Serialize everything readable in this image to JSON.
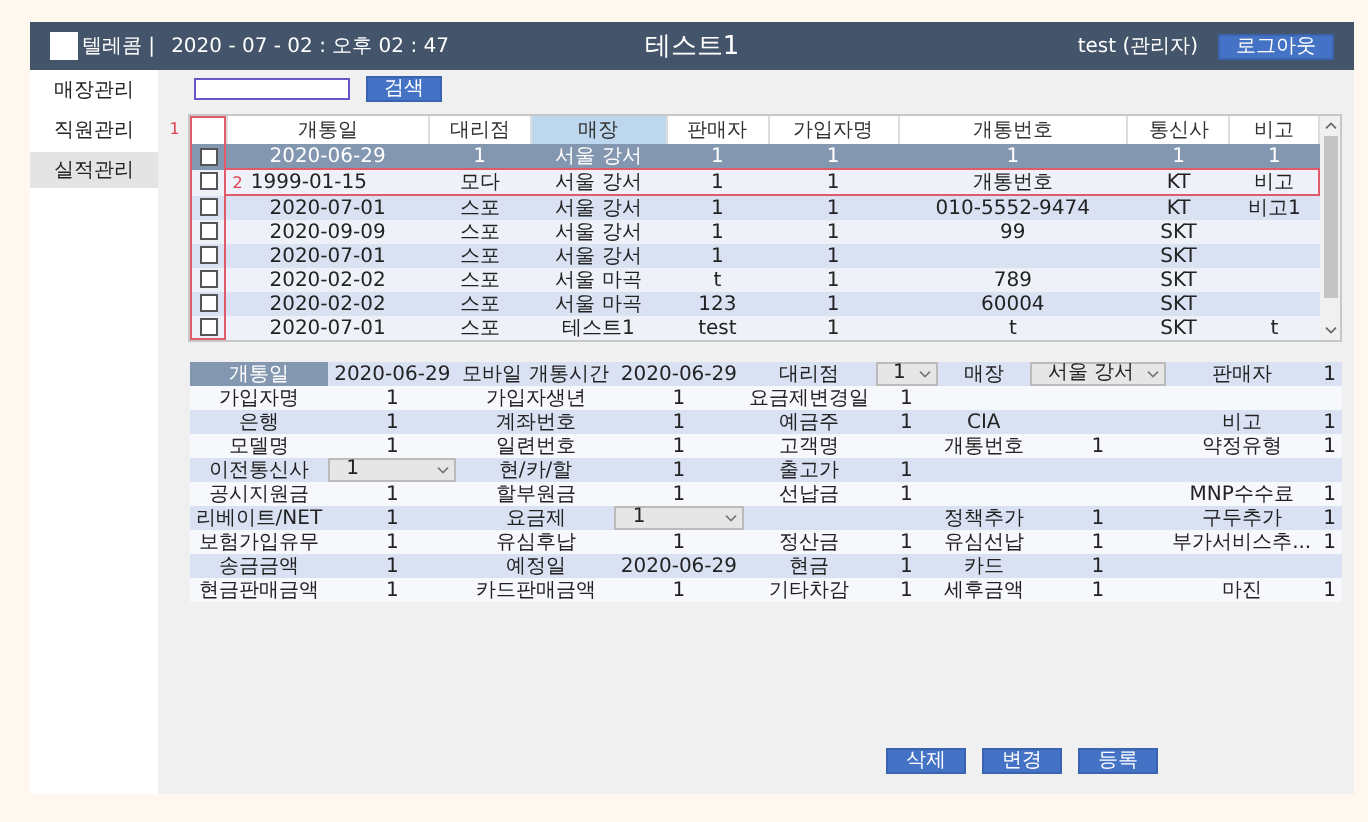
{
  "header": {
    "brand": "텔레콤 |",
    "datetime": "2020 - 07 - 02 : 오후 02 : 47",
    "title": "테스트1",
    "user": "test (관리자)",
    "logout": "로그아웃"
  },
  "sidebar": {
    "items": [
      {
        "label": "매장관리",
        "selected": false
      },
      {
        "label": "직원관리",
        "selected": false
      },
      {
        "label": "실적관리",
        "selected": true
      }
    ]
  },
  "search": {
    "button": "검색"
  },
  "table": {
    "column_marker": "1",
    "columns": [
      {
        "label": "개통일",
        "selected": false
      },
      {
        "label": "대리점",
        "selected": false
      },
      {
        "label": "매장",
        "selected": true
      },
      {
        "label": "판매자",
        "selected": false
      },
      {
        "label": "가입자명",
        "selected": false
      },
      {
        "label": "개통번호",
        "selected": false
      },
      {
        "label": "통신사",
        "selected": false
      },
      {
        "label": "비고",
        "selected": false
      }
    ],
    "rows": [
      {
        "checked": false,
        "selected": true,
        "cells": [
          "2020-06-29",
          "1",
          "서울 강서",
          "1",
          "1",
          "1",
          "1",
          "1"
        ]
      },
      {
        "checked": false,
        "selected": false,
        "marker": "2",
        "cells": [
          "1999-01-15",
          "모다",
          "서울 강서",
          "1",
          "1",
          "개통번호",
          "KT",
          "비고"
        ]
      },
      {
        "checked": false,
        "selected": false,
        "cells": [
          "2020-07-01",
          "스포",
          "서울 강서",
          "1",
          "1",
          "010-5552-9474",
          "KT",
          "비고1"
        ]
      },
      {
        "checked": false,
        "selected": false,
        "cells": [
          "2020-09-09",
          "스포",
          "서울 강서",
          "1",
          "1",
          "99",
          "SKT",
          ""
        ]
      },
      {
        "checked": false,
        "selected": false,
        "cells": [
          "2020-07-01",
          "스포",
          "서울 강서",
          "1",
          "1",
          "",
          "SKT",
          ""
        ]
      },
      {
        "checked": false,
        "selected": false,
        "cells": [
          "2020-02-02",
          "스포",
          "서울 마곡",
          "t",
          "1",
          "789",
          "SKT",
          ""
        ]
      },
      {
        "checked": false,
        "selected": false,
        "cells": [
          "2020-02-02",
          "스포",
          "서울 마곡",
          "123",
          "1",
          "60004",
          "SKT",
          ""
        ]
      },
      {
        "checked": false,
        "selected": false,
        "cells": [
          "2020-07-01",
          "스포",
          "테스트1",
          "test",
          "1",
          "t",
          "SKT",
          "t"
        ]
      }
    ]
  },
  "details": {
    "rows": [
      [
        {
          "kind": "label",
          "text": "개통일",
          "selected": true
        },
        {
          "kind": "value",
          "text": "2020-06-29"
        },
        {
          "kind": "label",
          "text": "모바일 개통시간",
          "selected": false
        },
        {
          "kind": "value",
          "text": "2020-06-29"
        },
        {
          "kind": "label",
          "text": "대리점",
          "selected": false
        },
        {
          "kind": "select",
          "text": "1"
        },
        {
          "kind": "label",
          "text": "매장",
          "selected": false
        },
        {
          "kind": "select",
          "text": "서울 강서"
        },
        {
          "kind": "label",
          "text": "판매자",
          "selected": false
        },
        {
          "kind": "value",
          "text": "1"
        }
      ],
      [
        {
          "kind": "label",
          "text": "가입자명",
          "selected": false
        },
        {
          "kind": "value",
          "text": "1"
        },
        {
          "kind": "label",
          "text": "가입자생년",
          "selected": false
        },
        {
          "kind": "value",
          "text": "1"
        },
        {
          "kind": "label",
          "text": "요금제변경일",
          "selected": false
        },
        {
          "kind": "value",
          "text": "1"
        },
        {
          "kind": "empty"
        },
        {
          "kind": "empty"
        },
        {
          "kind": "empty"
        },
        {
          "kind": "empty"
        }
      ],
      [
        {
          "kind": "label",
          "text": "은행",
          "selected": false
        },
        {
          "kind": "value",
          "text": "1"
        },
        {
          "kind": "label",
          "text": "계좌번호",
          "selected": false
        },
        {
          "kind": "value",
          "text": "1"
        },
        {
          "kind": "label",
          "text": "예금주",
          "selected": false
        },
        {
          "kind": "value",
          "text": "1"
        },
        {
          "kind": "label",
          "text": "CIA",
          "selected": false
        },
        {
          "kind": "empty"
        },
        {
          "kind": "label",
          "text": "비고",
          "selected": false
        },
        {
          "kind": "value",
          "text": "1"
        }
      ],
      [
        {
          "kind": "label",
          "text": "모델명",
          "selected": false
        },
        {
          "kind": "value",
          "text": "1"
        },
        {
          "kind": "label",
          "text": "일련번호",
          "selected": false
        },
        {
          "kind": "value",
          "text": "1"
        },
        {
          "kind": "label",
          "text": "고객명",
          "selected": false
        },
        {
          "kind": "empty"
        },
        {
          "kind": "label",
          "text": "개통번호",
          "selected": false
        },
        {
          "kind": "value",
          "text": "1"
        },
        {
          "kind": "label",
          "text": "약정유형",
          "selected": false
        },
        {
          "kind": "value",
          "text": "1"
        }
      ],
      [
        {
          "kind": "label",
          "text": "이전통신사",
          "selected": false
        },
        {
          "kind": "select",
          "text": "1"
        },
        {
          "kind": "label",
          "text": "현/카/할",
          "selected": false
        },
        {
          "kind": "value",
          "text": "1"
        },
        {
          "kind": "label",
          "text": "출고가",
          "selected": false
        },
        {
          "kind": "value",
          "text": "1"
        },
        {
          "kind": "empty"
        },
        {
          "kind": "empty"
        },
        {
          "kind": "empty"
        },
        {
          "kind": "empty"
        }
      ],
      [
        {
          "kind": "label",
          "text": "공시지원금",
          "selected": false
        },
        {
          "kind": "value",
          "text": "1"
        },
        {
          "kind": "label",
          "text": "할부원금",
          "selected": false
        },
        {
          "kind": "value",
          "text": "1"
        },
        {
          "kind": "label",
          "text": "선납금",
          "selected": false
        },
        {
          "kind": "value",
          "text": "1"
        },
        {
          "kind": "empty"
        },
        {
          "kind": "empty"
        },
        {
          "kind": "label",
          "text": "MNP수수료",
          "selected": false
        },
        {
          "kind": "value",
          "text": "1"
        }
      ],
      [
        {
          "kind": "label",
          "text": "리베이트/NET",
          "selected": false
        },
        {
          "kind": "value",
          "text": "1"
        },
        {
          "kind": "label",
          "text": "요금제",
          "selected": false
        },
        {
          "kind": "select",
          "text": "1"
        },
        {
          "kind": "empty"
        },
        {
          "kind": "empty"
        },
        {
          "kind": "label",
          "text": "정책추가",
          "selected": false
        },
        {
          "kind": "value",
          "text": "1"
        },
        {
          "kind": "label",
          "text": "구두추가",
          "selected": false
        },
        {
          "kind": "value",
          "text": "1"
        }
      ],
      [
        {
          "kind": "label",
          "text": "보험가입유무",
          "selected": false
        },
        {
          "kind": "value",
          "text": "1"
        },
        {
          "kind": "label",
          "text": "유심후납",
          "selected": false
        },
        {
          "kind": "value",
          "text": "1"
        },
        {
          "kind": "label",
          "text": "정산금",
          "selected": false
        },
        {
          "kind": "value",
          "text": "1"
        },
        {
          "kind": "label",
          "text": "유심선납",
          "selected": false
        },
        {
          "kind": "value",
          "text": "1"
        },
        {
          "kind": "label",
          "text": "부가서비스추...",
          "selected": false
        },
        {
          "kind": "value",
          "text": "1"
        }
      ],
      [
        {
          "kind": "label",
          "text": "송금금액",
          "selected": false
        },
        {
          "kind": "value",
          "text": "1"
        },
        {
          "kind": "label",
          "text": "예정일",
          "selected": false
        },
        {
          "kind": "value",
          "text": "2020-06-29"
        },
        {
          "kind": "label",
          "text": "현금",
          "selected": false
        },
        {
          "kind": "value",
          "text": "1"
        },
        {
          "kind": "label",
          "text": "카드",
          "selected": false
        },
        {
          "kind": "value",
          "text": "1"
        },
        {
          "kind": "empty"
        },
        {
          "kind": "empty"
        }
      ],
      [
        {
          "kind": "label",
          "text": "현금판매금액",
          "selected": false
        },
        {
          "kind": "value",
          "text": "1"
        },
        {
          "kind": "label",
          "text": "카드판매금액",
          "selected": false
        },
        {
          "kind": "value",
          "text": "1"
        },
        {
          "kind": "label",
          "text": "기타차감",
          "selected": false
        },
        {
          "kind": "value",
          "text": "1"
        },
        {
          "kind": "label",
          "text": "세후금액",
          "selected": false
        },
        {
          "kind": "value",
          "text": "1"
        },
        {
          "kind": "label",
          "text": "마진",
          "selected": false
        },
        {
          "kind": "value",
          "text": "1"
        }
      ]
    ]
  },
  "buttons": [
    "삭제",
    "변경",
    "등록"
  ]
}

==============================

→ GIVEN REQUEST
Identify the lines above that contain the word "true", then copy them.

→ ANSWER FOR THE TASK
        "selected": true
        "selected": true
        "selected": true,
          "selected": true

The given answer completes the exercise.